## Set exercise
Return the full material exactly.

[Recorded data]
━━━━━━━━

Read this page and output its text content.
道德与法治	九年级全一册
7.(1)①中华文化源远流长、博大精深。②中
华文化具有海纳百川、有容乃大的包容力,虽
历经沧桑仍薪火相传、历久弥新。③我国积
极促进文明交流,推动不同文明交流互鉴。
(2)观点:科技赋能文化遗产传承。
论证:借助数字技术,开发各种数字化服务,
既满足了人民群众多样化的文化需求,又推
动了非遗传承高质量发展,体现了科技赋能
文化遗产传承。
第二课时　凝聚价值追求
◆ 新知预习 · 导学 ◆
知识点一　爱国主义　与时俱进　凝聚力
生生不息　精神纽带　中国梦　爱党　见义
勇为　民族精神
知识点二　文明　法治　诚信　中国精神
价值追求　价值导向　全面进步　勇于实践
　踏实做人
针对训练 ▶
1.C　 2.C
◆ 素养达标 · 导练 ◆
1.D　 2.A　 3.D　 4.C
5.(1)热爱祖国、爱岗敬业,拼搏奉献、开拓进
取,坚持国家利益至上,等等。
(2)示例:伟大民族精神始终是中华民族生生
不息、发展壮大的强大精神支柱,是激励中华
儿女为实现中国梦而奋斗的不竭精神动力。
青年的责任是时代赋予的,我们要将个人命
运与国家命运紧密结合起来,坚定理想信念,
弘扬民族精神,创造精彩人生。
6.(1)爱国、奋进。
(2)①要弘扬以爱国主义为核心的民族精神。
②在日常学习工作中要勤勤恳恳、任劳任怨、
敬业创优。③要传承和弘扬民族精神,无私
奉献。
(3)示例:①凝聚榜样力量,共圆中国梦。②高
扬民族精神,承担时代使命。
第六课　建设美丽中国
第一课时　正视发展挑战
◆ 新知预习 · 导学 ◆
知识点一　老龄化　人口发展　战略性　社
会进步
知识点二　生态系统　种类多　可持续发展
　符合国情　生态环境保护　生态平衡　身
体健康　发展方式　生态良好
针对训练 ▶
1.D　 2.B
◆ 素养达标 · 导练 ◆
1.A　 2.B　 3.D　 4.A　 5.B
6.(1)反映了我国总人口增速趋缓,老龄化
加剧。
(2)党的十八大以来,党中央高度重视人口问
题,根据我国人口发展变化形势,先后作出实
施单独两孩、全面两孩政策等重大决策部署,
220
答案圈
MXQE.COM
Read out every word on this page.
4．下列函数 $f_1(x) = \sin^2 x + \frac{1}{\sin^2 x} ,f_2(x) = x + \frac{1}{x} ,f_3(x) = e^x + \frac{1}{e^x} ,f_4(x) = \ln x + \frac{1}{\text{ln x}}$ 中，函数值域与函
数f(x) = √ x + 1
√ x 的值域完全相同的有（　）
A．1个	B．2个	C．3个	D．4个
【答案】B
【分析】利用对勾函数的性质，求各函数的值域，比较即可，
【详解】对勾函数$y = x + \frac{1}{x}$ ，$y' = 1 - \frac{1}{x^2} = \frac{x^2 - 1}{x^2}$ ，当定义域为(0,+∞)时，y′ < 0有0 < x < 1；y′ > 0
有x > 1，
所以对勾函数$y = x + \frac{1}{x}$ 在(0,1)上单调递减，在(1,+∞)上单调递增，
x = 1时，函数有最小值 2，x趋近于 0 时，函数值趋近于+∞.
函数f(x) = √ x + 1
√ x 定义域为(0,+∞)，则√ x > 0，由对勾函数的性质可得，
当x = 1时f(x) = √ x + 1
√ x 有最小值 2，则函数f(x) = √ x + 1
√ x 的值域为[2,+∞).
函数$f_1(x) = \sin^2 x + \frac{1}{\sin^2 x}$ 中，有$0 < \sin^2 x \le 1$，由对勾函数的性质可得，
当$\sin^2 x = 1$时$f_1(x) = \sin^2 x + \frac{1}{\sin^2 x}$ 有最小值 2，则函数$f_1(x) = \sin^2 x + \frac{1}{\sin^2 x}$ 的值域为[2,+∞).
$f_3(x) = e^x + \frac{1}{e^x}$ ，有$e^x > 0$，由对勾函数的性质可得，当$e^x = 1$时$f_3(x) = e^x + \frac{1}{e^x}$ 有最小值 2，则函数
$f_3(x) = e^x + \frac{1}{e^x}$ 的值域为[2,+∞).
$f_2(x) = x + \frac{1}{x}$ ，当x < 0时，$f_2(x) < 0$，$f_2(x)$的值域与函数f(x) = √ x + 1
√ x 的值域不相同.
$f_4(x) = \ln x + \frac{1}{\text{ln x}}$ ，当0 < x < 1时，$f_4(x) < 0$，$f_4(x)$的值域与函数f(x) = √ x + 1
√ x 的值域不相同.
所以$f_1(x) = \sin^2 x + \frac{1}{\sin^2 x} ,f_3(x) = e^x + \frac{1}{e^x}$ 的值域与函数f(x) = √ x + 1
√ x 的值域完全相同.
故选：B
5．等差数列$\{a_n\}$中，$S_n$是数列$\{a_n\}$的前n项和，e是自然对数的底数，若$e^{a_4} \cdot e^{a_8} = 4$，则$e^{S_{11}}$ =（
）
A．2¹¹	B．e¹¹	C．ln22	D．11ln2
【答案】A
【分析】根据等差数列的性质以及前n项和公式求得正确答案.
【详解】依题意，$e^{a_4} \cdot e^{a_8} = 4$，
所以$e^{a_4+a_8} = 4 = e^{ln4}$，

━━━━━━━━

## Answer to the exercise
Read this page and output its text content.
道德与法治	九年级全一册
7.(1)①中华文化源远流长、博大精深。②中
华文化具有海纳百川、有容乃大的包容力,虽
历经沧桑仍薪火相传、历久弥新。③我国积
极促进文明交流,推动不同文明交流互鉴。
(2)观点:科技赋能文化遗产传承。
论证:借助数字技术,开发各种数字化服务,
既满足了人民群众多样化的文化需求,又推
动了非遗传承高质量发展,体现了科技赋能
文化遗产传承。
第二课时　凝聚价值追求
◆ 新知预习 · 导学 ◆
知识点一　爱国主义　与时俱进　凝聚力
生生不息　精神纽带　中国梦　爱党　见义
勇为　民族精神
知识点二　文明　法治　诚信　中国精神
价值追求　价值导向　全面进步　勇于实践
　踏实做人
针对训练 ▶
1.C　 2.C
◆ 素养达标 · 导练 ◆
1.D　 2.A　 3.D　 4.C
5.(1)热爱祖国、爱岗敬业,拼搏奉献、开拓进
取,坚持国家利益至上,等等。
(2)示例:伟大民族精神始终是中华民族生生
不息、发展壮大的强大精神支柱,是激励中华
儿女为实现中国梦而奋斗的不竭精神动力。
青年的责任是时代赋予的,我们要将个人命
运与国家命运紧密结合起来,坚定理想信念,
弘扬民族精神,创造精彩人生。
6.(1)爱国、奋进。
(2)①要弘扬以爱国主义为核心的民族精神。
②在日常学习工作中要勤勤恳恳、任劳任怨、
敬业创优。③要传承和弘扬民族精神,无私
奉献。
(3)示例:①凝聚榜样力量,共圆中国梦。②高
扬民族精神,承担时代使命。
第六课　建设美丽中国
第一课时　正视发展挑战
◆ 新知预习 · 导学 ◆
知识点一　老龄化　人口发展　战略性　社
会进步
知识点二　生态系统　种类多　可持续发展
　符合国情　生态环境保护　生态平衡　身
体健康　发展方式　生态良好
针对训练 ▶
1.D　 2.B
◆ 素养达标 · 导练 ◆
1.A　 2.B　 3.D　 4.A　 5.B
6.(1)反映了我国总人口增速趋缓,老龄化
加剧。
(2)党的十八大以来,党中央高度重视人口问
题,根据我国人口发展变化形势,先后作出实
施单独两孩、全面两孩政策等重大决策部署,
220
答案圈
MXQE.COM
Read out every word on this page.
4．下列函数 $f_1(x) = \sin^2 x + \frac{1}{\sin^2 x} ,f_2(x) = x + \frac{1}{x} ,f_3(x) = e^x + \frac{1}{e^x} ,f_4(x) = \ln x + \frac{1}{\text{ln x}}$ 中，函数值域与函
数f(x) = √ x + 1
√ x 的值域完全相同的有（　）
A．1个	B．2个	C．3个	D．4个
【答案】B
【分析】利用对勾函数的性质，求各函数的值域，比较即可，
【详解】对勾函数$y = x + \frac{1}{x}$ ，$y' = 1 - \frac{1}{x^2} = \frac{x^2 - 1}{x^2}$ ，当定义域为(0,+∞)时，y′ < 0有0 < x < 1；y′ > 0
有x > 1，
所以对勾函数$y = x + \frac{1}{x}$ 在(0,1)上单调递减，在(1,+∞)上单调递增，
x = 1时，函数有最小值 2，x趋近于 0 时，函数值趋近于+∞.
函数f(x) = √ x + 1
√ x 定义域为(0,+∞)，则√ x > 0，由对勾函数的性质可得，
当x = 1时f(x) = √ x + 1
√ x 有最小值 2，则函数f(x) = √ x + 1
√ x 的值域为[2,+∞).
函数$f_1(x) = \sin^2 x + \frac{1}{\sin^2 x}$ 中，有$0 < \sin^2 x \le 1$，由对勾函数的性质可得，
当$\sin^2 x = 1$时$f_1(x) = \sin^2 x + \frac{1}{\sin^2 x}$ 有最小值 2，则函数$f_1(x) = \sin^2 x + \frac{1}{\sin^2 x}$ 的值域为[2,+∞).
$f_3(x) = e^x + \frac{1}{e^x}$ ，有$e^x > 0$，由对勾函数的性质可得，当$e^x = 1$时$f_3(x) = e^x + \frac{1}{e^x}$ 有最小值 2，则函数
$f_3(x) = e^x + \frac{1}{e^x}$ 的值域为[2,+∞).
$f_2(x) = x + \frac{1}{x}$ ，当x < 0时，$f_2(x) < 0$，$f_2(x)$的值域与函数f(x) = √ x + 1
√ x 的值域不相同.
$f_4(x) = \ln x + \frac{1}{\text{ln x}}$ ，当0 < x < 1时，$f_4(x) < 0$，$f_4(x)$的值域与函数f(x) = √ x + 1
√ x 的值域不相同.
所以$f_1(x) = \sin^2 x + \frac{1}{\sin^2 x} ,f_3(x) = e^x + \frac{1}{e^x}$ 的值域与函数f(x) = √ x + 1
√ x 的值域完全相同.
故选：B
5．等差数列$\{a_n\}$中，$S_n$是数列$\{a_n\}$的前n项和，e是自然对数的底数，若$e^{a_4} \cdot e^{a_8} = 4$，则$e^{S_{11}}$ =（
）
A．2¹¹	B．e¹¹	C．ln22	D．11ln2
【答案】A
【分析】根据等差数列的性质以及前n项和公式求得正确答案.
【详解】依题意，$e^{a_4} \cdot e^{a_8} = 4$，
所以$e^{a_4+a_8} = 4 = e^{ln4}$，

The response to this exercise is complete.